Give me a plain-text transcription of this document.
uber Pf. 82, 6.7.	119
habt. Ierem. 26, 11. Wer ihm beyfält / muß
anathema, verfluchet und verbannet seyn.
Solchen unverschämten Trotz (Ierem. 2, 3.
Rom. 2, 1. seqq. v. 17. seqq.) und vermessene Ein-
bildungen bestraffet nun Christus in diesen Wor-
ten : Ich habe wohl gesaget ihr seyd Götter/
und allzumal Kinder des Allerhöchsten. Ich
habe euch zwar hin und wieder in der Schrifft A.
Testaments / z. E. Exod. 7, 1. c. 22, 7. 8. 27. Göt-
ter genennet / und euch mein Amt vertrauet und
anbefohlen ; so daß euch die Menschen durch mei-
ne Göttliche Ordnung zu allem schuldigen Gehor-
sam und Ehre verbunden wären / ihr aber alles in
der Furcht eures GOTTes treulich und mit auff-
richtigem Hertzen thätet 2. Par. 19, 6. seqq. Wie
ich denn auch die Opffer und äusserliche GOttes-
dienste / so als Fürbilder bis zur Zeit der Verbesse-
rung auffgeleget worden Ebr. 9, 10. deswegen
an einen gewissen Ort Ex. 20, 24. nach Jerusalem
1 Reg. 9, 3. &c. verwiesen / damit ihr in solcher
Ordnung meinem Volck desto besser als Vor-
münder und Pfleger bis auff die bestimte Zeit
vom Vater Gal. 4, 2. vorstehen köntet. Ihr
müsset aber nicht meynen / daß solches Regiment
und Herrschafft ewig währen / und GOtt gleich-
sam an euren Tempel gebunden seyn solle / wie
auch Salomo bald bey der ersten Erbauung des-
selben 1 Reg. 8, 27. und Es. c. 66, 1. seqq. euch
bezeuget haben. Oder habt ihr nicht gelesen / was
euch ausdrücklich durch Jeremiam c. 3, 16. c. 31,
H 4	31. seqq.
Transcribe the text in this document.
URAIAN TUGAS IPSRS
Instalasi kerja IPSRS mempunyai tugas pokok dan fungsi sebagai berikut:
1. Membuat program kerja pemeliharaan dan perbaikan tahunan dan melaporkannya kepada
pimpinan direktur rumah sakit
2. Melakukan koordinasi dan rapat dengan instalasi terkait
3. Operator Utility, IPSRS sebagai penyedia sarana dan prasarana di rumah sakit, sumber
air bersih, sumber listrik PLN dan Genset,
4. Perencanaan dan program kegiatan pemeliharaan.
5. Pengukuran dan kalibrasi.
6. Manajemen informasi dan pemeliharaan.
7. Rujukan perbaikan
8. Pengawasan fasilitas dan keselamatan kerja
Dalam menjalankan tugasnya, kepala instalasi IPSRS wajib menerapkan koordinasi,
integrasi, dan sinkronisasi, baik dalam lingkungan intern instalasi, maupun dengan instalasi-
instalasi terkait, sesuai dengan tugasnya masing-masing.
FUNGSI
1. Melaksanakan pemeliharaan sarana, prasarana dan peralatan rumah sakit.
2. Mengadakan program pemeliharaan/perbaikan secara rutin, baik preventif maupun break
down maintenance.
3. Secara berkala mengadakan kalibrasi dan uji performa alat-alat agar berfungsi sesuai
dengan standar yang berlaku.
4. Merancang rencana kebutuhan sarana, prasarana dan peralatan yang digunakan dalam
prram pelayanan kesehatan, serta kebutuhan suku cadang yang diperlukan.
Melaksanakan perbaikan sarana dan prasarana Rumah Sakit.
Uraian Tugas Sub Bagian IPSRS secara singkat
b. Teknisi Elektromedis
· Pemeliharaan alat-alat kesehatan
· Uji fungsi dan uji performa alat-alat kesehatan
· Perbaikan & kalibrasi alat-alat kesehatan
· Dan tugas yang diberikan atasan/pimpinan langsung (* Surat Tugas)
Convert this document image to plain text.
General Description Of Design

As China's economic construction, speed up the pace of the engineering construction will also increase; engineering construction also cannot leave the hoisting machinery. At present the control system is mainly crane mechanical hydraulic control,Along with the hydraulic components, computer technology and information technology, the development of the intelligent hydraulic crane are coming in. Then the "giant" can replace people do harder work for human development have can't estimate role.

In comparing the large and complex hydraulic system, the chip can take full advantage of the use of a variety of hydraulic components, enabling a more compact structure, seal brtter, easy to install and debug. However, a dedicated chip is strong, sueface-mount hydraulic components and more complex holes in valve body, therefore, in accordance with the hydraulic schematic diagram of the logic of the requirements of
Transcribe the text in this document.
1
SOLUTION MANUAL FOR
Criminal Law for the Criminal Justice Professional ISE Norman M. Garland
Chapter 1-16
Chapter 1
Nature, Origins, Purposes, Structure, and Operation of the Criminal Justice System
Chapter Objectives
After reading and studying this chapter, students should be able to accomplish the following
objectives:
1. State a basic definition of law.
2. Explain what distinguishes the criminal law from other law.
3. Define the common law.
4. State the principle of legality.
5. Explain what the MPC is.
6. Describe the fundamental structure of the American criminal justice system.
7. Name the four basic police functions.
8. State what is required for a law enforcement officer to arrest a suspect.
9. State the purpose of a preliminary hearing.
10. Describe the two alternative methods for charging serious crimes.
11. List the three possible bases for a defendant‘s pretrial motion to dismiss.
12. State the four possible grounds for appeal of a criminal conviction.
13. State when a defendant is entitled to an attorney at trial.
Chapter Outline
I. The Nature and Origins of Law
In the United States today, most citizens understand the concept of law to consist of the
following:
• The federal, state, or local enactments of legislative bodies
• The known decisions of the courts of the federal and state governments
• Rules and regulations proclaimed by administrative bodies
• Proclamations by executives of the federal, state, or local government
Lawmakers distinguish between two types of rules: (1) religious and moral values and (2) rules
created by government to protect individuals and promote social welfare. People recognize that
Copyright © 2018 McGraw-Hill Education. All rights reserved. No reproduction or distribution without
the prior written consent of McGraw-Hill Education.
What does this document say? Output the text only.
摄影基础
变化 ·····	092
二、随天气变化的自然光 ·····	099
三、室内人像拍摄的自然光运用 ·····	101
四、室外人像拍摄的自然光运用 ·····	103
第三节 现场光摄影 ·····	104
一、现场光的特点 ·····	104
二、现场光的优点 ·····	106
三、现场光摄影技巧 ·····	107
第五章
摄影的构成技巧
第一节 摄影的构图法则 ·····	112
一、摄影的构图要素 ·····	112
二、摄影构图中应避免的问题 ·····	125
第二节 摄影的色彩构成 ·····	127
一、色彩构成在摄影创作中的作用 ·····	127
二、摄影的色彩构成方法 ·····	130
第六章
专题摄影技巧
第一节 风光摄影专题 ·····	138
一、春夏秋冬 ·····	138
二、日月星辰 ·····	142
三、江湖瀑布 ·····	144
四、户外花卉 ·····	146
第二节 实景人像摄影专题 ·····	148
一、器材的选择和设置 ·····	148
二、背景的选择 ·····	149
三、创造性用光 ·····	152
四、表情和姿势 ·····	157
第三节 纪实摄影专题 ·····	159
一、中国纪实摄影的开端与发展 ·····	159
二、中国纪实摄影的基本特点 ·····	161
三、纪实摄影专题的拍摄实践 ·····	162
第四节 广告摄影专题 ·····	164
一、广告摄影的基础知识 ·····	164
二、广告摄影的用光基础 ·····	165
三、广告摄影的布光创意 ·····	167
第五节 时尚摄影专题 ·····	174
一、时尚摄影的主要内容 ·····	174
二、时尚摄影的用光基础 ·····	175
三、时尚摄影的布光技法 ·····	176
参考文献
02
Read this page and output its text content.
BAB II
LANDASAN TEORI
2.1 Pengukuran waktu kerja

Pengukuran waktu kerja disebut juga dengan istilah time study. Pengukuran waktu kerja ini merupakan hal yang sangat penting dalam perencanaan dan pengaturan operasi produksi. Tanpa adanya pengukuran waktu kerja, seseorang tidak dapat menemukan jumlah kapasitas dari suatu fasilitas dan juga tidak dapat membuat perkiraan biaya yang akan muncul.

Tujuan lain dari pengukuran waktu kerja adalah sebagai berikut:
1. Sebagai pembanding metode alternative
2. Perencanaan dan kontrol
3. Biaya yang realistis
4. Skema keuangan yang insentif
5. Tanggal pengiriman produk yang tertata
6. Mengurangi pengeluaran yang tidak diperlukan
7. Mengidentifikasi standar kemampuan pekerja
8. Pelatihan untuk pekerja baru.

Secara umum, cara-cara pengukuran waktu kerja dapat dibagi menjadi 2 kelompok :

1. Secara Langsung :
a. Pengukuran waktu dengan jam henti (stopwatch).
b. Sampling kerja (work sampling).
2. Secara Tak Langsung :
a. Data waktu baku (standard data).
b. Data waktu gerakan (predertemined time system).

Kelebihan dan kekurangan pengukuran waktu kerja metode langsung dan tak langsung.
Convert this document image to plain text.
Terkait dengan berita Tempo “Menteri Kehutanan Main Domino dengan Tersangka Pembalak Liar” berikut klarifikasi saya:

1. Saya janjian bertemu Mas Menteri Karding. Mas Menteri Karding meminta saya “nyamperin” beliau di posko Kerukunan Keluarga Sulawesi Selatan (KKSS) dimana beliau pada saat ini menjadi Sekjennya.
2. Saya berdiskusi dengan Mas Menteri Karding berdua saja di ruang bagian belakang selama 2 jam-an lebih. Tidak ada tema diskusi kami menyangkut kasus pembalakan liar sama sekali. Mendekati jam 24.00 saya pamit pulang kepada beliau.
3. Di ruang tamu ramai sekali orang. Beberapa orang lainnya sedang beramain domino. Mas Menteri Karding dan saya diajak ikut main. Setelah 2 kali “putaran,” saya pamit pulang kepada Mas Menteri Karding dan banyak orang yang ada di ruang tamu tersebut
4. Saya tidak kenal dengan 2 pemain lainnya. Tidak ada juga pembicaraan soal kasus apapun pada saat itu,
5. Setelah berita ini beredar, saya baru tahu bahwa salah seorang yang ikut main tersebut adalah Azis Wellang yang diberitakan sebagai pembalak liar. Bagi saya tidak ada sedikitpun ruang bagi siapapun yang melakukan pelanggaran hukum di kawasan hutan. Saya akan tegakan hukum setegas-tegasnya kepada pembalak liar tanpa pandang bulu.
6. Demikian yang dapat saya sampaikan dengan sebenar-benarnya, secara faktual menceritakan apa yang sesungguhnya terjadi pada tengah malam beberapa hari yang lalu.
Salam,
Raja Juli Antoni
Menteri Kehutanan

◆ ◆ ◆ ◆

[Directive]
Reproduce each line of the material containing the word "Zeit".

[Exercise response]
dienste / so als Fürbilder bis zur Zeit der Verbesse-
münder und Pfleger bis auff die bestimte Zeit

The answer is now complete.